Requirement => Pictures stay out; everything else in the records below is copied exactly.

Start of Material provided

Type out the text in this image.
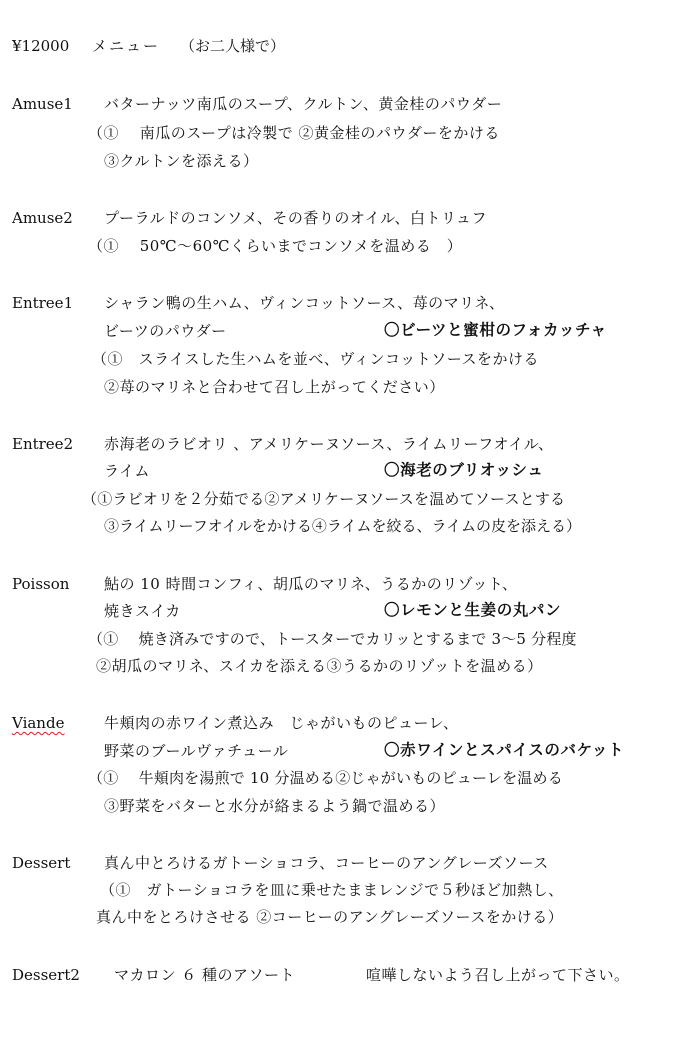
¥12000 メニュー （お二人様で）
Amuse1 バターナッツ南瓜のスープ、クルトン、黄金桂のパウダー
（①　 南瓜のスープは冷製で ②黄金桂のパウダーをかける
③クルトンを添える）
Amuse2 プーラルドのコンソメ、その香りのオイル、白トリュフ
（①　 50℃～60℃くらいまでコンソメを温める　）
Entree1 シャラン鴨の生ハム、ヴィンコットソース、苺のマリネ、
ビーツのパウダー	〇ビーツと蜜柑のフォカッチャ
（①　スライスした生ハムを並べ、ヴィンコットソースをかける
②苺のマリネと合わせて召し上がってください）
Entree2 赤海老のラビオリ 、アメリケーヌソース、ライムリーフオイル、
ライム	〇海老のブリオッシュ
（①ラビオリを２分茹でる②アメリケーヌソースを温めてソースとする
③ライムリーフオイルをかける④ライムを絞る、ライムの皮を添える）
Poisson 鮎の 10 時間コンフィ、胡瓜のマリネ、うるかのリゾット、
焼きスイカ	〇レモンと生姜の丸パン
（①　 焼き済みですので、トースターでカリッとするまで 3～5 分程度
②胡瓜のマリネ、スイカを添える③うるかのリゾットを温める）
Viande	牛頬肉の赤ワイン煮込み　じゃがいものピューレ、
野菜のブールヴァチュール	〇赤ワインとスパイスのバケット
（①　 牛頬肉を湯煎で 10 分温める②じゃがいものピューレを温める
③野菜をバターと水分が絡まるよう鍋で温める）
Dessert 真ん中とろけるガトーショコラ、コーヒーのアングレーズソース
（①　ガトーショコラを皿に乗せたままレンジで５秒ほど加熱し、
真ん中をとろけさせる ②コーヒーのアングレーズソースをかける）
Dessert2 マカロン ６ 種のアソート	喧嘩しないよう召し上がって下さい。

End of Material provided

Correct result =>
Type out the text in this image.
¥12000 メニュー （お二人様で）
Amuse1 バターナッツ南瓜のスープ、クルトン、黄金桂のパウダー
（①　 南瓜のスープは冷製で ②黄金桂のパウダーをかける
③クルトンを添える）
Amuse2 プーラルドのコンソメ、その香りのオイル、白トリュフ
（①　 50℃～60℃くらいまでコンソメを温める　）
Entree1 シャラン鴨の生ハム、ヴィンコットソース、苺のマリネ、
ビーツのパウダー	〇ビーツと蜜柑のフォカッチャ
（①　スライスした生ハムを並べ、ヴィンコットソースをかける
②苺のマリネと合わせて召し上がってください）
Entree2 赤海老のラビオリ 、アメリケーヌソース、ライムリーフオイル、
ライム	〇海老のブリオッシュ
（①ラビオリを２分茹でる②アメリケーヌソースを温めてソースとする
③ライムリーフオイルをかける④ライムを絞る、ライムの皮を添える）
Poisson 鮎の 10 時間コンフィ、胡瓜のマリネ、うるかのリゾット、
焼きスイカ	〇レモンと生姜の丸パン
（①　 焼き済みですので、トースターでカリッとするまで 3～5 分程度
②胡瓜のマリネ、スイカを添える③うるかのリゾットを温める）
Viande	牛頬肉の赤ワイン煮込み　じゃがいものピューレ、
野菜のブールヴァチュール	〇赤ワインとスパイスのバケット
（①　 牛頬肉を湯煎で 10 分温める②じゃがいものピューレを温める
③野菜をバターと水分が絡まるよう鍋で温める）
Dessert 真ん中とろけるガトーショコラ、コーヒーのアングレーズソース
（①　ガトーショコラを皿に乗せたままレンジで５秒ほど加熱し、
真ん中をとろけさせる ②コーヒーのアングレーズソースをかける）
Dessert2 マカロン ６ 種のアソート	喧嘩しないよう召し上がって下さい。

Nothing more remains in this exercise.